> **Entries provided**:
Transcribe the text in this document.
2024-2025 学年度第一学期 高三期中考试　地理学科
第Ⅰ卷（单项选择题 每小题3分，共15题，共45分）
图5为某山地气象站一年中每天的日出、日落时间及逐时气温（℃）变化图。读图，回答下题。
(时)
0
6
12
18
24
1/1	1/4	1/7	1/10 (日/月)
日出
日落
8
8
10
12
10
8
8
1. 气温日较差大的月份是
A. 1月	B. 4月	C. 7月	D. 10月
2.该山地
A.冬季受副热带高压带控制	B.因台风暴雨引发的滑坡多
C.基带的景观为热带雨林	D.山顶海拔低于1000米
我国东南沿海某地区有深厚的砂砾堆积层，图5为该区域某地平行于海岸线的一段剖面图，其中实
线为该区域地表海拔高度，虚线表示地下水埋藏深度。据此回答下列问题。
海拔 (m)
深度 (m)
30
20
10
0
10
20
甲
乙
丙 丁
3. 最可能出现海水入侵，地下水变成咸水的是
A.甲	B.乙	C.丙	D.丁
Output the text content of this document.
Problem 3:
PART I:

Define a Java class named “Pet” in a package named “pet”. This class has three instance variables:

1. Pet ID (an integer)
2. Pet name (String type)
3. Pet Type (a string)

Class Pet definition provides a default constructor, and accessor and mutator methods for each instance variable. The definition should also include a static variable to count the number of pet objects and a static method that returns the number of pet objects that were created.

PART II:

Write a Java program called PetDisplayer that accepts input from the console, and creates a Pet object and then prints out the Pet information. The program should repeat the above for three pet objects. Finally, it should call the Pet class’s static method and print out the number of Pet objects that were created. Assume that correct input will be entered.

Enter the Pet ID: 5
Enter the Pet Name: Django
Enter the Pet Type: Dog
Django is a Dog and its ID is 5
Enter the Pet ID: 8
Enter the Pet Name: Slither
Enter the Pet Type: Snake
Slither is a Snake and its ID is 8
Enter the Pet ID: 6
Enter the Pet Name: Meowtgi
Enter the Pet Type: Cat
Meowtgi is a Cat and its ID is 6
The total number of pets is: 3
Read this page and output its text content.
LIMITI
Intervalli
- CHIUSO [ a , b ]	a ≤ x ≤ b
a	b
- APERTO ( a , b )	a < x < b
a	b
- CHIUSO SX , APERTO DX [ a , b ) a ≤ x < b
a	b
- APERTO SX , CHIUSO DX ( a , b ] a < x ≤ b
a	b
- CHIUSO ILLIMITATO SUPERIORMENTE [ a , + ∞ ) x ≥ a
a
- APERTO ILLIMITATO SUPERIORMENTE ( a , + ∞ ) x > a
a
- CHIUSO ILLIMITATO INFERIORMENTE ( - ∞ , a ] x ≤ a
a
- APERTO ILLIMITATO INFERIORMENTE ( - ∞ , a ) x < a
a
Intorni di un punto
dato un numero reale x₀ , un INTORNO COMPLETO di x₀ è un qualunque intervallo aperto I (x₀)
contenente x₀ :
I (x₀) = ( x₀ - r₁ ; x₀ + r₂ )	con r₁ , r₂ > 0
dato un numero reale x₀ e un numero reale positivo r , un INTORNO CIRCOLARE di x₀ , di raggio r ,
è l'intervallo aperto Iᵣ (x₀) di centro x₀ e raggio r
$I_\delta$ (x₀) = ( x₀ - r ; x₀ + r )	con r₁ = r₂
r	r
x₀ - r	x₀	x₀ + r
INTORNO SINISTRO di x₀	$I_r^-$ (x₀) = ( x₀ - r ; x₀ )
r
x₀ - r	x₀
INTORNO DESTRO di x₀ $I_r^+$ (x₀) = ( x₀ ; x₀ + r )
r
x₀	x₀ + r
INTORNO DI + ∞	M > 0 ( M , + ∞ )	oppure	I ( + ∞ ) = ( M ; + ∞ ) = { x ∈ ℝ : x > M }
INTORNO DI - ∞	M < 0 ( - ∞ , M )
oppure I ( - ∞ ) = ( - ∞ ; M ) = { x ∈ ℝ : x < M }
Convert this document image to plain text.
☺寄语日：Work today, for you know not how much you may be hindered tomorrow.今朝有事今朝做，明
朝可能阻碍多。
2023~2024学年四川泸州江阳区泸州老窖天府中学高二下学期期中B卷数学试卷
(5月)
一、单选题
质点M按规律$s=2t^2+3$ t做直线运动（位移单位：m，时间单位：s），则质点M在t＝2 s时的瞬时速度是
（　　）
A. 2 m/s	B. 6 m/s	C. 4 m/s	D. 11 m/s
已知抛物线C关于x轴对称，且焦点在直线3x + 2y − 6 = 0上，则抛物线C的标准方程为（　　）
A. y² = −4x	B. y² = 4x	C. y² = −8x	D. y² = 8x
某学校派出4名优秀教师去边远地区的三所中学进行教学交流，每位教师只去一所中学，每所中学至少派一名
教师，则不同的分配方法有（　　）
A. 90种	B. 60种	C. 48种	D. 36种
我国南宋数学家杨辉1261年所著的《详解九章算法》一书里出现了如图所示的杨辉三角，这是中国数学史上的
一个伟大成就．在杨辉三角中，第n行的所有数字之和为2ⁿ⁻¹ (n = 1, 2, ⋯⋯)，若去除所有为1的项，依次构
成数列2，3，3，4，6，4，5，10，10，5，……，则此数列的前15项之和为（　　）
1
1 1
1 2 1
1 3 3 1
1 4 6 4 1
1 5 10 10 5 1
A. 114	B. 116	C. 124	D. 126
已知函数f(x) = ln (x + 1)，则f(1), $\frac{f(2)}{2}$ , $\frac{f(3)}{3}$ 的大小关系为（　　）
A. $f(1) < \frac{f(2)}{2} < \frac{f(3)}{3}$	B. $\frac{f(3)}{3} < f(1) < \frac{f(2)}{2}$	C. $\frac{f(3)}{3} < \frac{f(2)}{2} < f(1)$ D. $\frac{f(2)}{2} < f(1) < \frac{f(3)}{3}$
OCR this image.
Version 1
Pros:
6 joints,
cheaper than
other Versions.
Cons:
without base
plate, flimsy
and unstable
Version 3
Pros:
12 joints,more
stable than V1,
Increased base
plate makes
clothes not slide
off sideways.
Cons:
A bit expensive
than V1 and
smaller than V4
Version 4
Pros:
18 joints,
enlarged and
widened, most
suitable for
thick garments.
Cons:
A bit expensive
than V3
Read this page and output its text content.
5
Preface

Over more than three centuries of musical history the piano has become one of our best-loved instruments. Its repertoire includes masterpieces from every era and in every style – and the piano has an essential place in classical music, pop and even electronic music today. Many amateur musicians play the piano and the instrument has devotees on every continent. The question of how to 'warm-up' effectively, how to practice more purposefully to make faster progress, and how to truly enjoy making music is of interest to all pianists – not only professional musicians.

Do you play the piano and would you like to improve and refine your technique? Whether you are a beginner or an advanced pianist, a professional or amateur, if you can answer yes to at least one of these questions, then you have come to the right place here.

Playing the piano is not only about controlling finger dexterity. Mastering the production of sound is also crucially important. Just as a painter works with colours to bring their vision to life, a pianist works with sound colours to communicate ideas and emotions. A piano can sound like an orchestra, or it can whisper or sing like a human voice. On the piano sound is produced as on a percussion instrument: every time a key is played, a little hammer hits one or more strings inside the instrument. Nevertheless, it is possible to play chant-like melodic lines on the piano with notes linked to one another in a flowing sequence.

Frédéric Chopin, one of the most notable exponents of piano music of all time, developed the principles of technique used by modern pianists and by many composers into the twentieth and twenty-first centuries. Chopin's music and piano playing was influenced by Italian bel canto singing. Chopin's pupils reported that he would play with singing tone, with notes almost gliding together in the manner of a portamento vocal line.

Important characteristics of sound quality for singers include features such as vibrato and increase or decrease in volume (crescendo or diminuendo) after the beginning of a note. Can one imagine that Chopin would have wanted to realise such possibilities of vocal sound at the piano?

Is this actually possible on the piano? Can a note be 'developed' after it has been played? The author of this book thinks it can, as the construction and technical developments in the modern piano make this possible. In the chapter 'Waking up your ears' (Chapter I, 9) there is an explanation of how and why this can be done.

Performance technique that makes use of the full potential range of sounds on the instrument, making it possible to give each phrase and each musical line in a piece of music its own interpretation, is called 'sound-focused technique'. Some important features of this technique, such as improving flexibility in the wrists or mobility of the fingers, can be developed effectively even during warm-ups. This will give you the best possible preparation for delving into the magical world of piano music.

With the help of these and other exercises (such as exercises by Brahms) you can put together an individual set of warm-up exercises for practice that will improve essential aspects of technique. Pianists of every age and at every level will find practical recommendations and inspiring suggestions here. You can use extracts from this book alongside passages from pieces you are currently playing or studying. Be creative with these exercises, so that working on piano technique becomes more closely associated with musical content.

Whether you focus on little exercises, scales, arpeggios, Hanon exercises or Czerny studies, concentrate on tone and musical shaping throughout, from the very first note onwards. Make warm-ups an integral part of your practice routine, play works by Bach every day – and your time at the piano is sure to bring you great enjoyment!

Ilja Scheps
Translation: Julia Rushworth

> **Set task**: Pull out each line holding the string "Django".

> **Answer to the task**:
Enter the Pet Name: Django
Django is a Dog and its ID is 5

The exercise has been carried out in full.